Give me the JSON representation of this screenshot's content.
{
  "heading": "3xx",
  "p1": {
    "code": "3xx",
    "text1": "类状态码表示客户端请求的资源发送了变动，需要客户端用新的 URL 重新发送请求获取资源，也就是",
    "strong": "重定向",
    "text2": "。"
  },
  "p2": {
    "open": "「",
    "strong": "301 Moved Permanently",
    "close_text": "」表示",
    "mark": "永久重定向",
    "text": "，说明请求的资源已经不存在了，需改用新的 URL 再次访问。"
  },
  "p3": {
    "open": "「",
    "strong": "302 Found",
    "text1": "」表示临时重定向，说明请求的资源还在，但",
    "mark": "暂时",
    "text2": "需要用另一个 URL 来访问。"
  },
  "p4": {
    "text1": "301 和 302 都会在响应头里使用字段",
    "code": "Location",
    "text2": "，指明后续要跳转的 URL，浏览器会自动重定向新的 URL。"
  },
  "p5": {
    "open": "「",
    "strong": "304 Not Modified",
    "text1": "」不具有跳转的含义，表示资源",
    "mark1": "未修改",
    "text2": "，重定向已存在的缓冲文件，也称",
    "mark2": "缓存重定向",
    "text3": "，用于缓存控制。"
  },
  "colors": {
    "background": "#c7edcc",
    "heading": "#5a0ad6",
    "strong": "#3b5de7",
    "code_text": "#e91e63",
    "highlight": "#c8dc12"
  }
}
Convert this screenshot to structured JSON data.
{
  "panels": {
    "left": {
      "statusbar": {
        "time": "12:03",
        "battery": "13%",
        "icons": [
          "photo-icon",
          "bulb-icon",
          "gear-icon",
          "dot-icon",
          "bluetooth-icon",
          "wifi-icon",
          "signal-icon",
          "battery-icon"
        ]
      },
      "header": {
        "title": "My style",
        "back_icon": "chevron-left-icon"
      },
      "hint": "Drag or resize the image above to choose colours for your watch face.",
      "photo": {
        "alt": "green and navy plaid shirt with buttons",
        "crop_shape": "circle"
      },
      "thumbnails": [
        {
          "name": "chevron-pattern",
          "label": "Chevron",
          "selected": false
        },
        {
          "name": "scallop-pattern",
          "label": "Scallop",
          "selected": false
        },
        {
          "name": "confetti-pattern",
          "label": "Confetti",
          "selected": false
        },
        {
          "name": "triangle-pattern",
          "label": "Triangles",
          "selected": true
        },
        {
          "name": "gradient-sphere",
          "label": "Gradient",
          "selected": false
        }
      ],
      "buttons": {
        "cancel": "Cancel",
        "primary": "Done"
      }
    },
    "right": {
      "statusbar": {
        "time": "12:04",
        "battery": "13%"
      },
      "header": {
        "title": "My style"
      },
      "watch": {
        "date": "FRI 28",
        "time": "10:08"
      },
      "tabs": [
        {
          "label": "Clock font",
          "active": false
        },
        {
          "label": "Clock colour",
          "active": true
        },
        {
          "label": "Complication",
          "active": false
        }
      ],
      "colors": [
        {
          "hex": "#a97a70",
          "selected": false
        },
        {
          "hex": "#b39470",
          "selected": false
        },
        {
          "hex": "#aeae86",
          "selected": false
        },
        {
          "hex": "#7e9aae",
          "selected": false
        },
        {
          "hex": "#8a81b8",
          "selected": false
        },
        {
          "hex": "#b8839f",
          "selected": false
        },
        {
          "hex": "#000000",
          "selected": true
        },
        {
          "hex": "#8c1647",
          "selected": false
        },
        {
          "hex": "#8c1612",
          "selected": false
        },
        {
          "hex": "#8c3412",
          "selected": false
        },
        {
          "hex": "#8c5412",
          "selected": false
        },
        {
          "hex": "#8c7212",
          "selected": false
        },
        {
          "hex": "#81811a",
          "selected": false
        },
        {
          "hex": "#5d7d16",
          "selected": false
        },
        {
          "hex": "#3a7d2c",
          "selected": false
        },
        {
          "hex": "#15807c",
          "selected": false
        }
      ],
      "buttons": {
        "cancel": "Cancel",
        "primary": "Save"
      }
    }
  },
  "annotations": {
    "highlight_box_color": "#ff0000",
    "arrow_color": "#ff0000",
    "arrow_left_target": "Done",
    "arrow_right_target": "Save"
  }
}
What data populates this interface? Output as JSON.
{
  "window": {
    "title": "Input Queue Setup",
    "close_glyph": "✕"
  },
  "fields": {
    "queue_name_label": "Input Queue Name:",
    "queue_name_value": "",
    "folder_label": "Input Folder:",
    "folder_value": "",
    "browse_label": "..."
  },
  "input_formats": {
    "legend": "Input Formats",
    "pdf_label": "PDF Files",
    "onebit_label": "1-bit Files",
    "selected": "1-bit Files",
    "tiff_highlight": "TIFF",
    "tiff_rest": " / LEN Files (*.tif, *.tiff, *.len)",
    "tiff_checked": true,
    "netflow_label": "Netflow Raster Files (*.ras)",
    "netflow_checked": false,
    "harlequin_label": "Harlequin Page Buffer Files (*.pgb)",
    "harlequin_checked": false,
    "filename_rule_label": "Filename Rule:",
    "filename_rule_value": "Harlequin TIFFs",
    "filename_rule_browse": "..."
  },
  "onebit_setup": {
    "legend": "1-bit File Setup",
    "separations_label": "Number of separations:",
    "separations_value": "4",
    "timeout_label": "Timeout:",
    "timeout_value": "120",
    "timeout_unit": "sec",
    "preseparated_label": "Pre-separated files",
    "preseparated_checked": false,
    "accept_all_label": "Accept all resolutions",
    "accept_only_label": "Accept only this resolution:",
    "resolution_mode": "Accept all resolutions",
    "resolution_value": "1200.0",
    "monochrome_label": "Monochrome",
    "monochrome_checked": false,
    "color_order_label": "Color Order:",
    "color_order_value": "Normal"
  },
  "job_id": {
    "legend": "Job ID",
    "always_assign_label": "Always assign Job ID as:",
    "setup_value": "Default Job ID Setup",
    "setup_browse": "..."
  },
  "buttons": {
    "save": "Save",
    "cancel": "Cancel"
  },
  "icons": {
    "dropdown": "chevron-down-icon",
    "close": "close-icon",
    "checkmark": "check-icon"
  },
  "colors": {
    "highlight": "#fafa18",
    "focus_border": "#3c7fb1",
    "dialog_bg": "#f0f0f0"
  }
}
______________________________
- WRITTEN PROBLEM: Retype all the records, matching them exactly.

- SOLUTION TO THIS TASK:
Give me the JSON representation of this screenshot's content.
{
  "heading": "3xx",
  "p1": {
    "code": "3xx",
    "text1": "类状态码表示客户端请求的资源发送了变动，需要客户端用新的 URL 重新发送请求获取资源，也就是",
    "strong": "重定向",
    "text2": "。"
  },
  "p2": {
    "open": "「",
    "strong": "301 Moved Permanently",
    "close_text": "」表示",
    "mark": "永久重定向",
    "text": "，说明请求的资源已经不存在了，需改用新的 URL 再次访问。"
  },
  "p3": {
    "open": "「",
    "strong": "302 Found",
    "text1": "」表示临时重定向，说明请求的资源还在，但",
    "mark": "暂时",
    "text2": "需要用另一个 URL 来访问。"
  },
  "p4": {
    "text1": "301 和 302 都会在响应头里使用字段",
    "code": "Location",
    "text2": "，指明后续要跳转的 URL，浏览器会自动重定向新的 URL。"
  },
  "p5": {
    "open": "「",
    "strong": "304 Not Modified",
    "text1": "」不具有跳转的含义，表示资源",
    "mark1": "未修改",
    "text2": "，重定向已存在的缓冲文件，也称",
    "mark2": "缓存重定向",
    "text3": "，用于缓存控制。"
  },
  "colors": {
    "background": "#c7edcc",
    "heading": "#5a0ad6",
    "strong": "#3b5de7",
    "code_text": "#e91e63",
    "highlight": "#c8dc12"
  }
}
Convert this screenshot to structured JSON data.
{
  "panels": {
    "left": {
      "statusbar": {
        "time": "12:03",
        "battery": "13%",
        "icons": [
          "photo-icon",
          "bulb-icon",
          "gear-icon",
          "dot-icon",
          "bluetooth-icon",
          "wifi-icon",
          "signal-icon",
          "battery-icon"
        ]
      },
      "header": {
        "title": "My style",
        "back_icon": "chevron-left-icon"
      },
      "hint": "Drag or resize the image above to choose colours for your watch face.",
      "photo": {
        "alt": "green and navy plaid shirt with buttons",
        "crop_shape": "circle"
      },
      "thumbnails": [
        {
          "name": "chevron-pattern",
          "label": "Chevron",
          "selected": false
        },
        {
          "name": "scallop-pattern",
          "label": "Scallop",
          "selected": false
        },
        {
          "name": "confetti-pattern",
          "label": "Confetti",
          "selected": false
        },
        {
          "name": "triangle-pattern",
          "label": "Triangles",
          "selected": true
        },
        {
          "name": "gradient-sphere",
          "label": "Gradient",
          "selected": false
        }
      ],
      "buttons": {
        "cancel": "Cancel",
        "primary": "Done"
      }
    },
    "right": {
      "statusbar": {
        "time": "12:04",
        "battery": "13%"
      },
      "header": {
        "title": "My style"
      },
      "watch": {
        "date": "FRI 28",
        "time": "10:08"
      },
      "tabs": [
        {
          "label": "Clock font",
          "active": false
        },
        {
          "label": "Clock colour",
          "active": true
        },
        {
          "label": "Complication",
          "active": false
        }
      ],
      "colors": [
        {
          "hex": "#a97a70",
          "selected": false
        },
        {
          "hex": "#b39470",
          "selected": false
        },
        {
          "hex": "#aeae86",
          "selected": false
        },
        {
          "hex": "#7e9aae",
          "selected": false
        },
        {
          "hex": "#8a81b8",
          "selected": false
        },
        {
          "hex": "#b8839f",
          "selected": false
        },
        {
          "hex": "#000000",
          "selected": true
        },
        {
          "hex": "#8c1647",
          "selected": false
        },
        {
          "hex": "#8c1612",
          "selected": false
        },
        {
          "hex": "#8c3412",
          "selected": false
        },
        {
          "hex": "#8c5412",
          "selected": false
        },
        {
          "hex": "#8c7212",
          "selected": false
        },
        {
          "hex": "#81811a",
          "selected": false
        },
        {
          "hex": "#5d7d16",
          "selected": false
        },
        {
          "hex": "#3a7d2c",
          "selected": false
        },
        {
          "hex": "#15807c",
          "selected": false
        }
      ],
      "buttons": {
        "cancel": "Cancel",
        "primary": "Save"
      }
    }
  },
  "annotations": {
    "highlight_box_color": "#ff0000",
    "arrow_color": "#ff0000",
    "arrow_left_target": "Done",
    "arrow_right_target": "Save"
  }
}
What data populates this interface? Output as JSON.
{
  "window": {
    "title": "Input Queue Setup",
    "close_glyph": "✕"
  },
  "fields": {
    "queue_name_label": "Input Queue Name:",
    "queue_name_value": "",
    "folder_label": "Input Folder:",
    "folder_value": "",
    "browse_label": "..."
  },
  "input_formats": {
    "legend": "Input Formats",
    "pdf_label": "PDF Files",
    "onebit_label": "1-bit Files",
    "selected": "1-bit Files",
    "tiff_highlight": "TIFF",
    "tiff_rest": " / LEN Files (*.tif, *.tiff, *.len)",
    "tiff_checked": true,
    "netflow_label": "Netflow Raster Files (*.ras)",
    "netflow_checked": false,
    "harlequin_label": "Harlequin Page Buffer Files (*.pgb)",
    "harlequin_checked": false,
    "filename_rule_label": "Filename Rule:",
    "filename_rule_value": "Harlequin TIFFs",
    "filename_rule_browse": "..."
  },
  "onebit_setup": {
    "legend": "1-bit File Setup",
    "separations_label": "Number of separations:",
    "separations_value": "4",
    "timeout_label": "Timeout:",
    "timeout_value": "120",
    "timeout_unit": "sec",
    "preseparated_label": "Pre-separated files",
    "preseparated_checked": false,
    "accept_all_label": "Accept all resolutions",
    "accept_only_label": "Accept only this resolution:",
    "resolution_mode": "Accept all resolutions",
    "resolution_value": "1200.0",
    "monochrome_label": "Monochrome",
    "monochrome_checked": false,
    "color_order_label": "Color Order:",
    "color_order_value": "Normal"
  },
  "job_id": {
    "legend": "Job ID",
    "always_assign_label": "Always assign Job ID as:",
    "setup_value": "Default Job ID Setup",
    "setup_browse": "..."
  },
  "buttons": {
    "save": "Save",
    "cancel": "Cancel"
  },
  "icons": {
    "dropdown": "chevron-down-icon",
    "close": "close-icon",
    "checkmark": "check-icon"
  },
  "colors": {
    "highlight": "#fafa18",
    "focus_border": "#3c7fb1",
    "dialog_bg": "#f0f0f0"
  }
}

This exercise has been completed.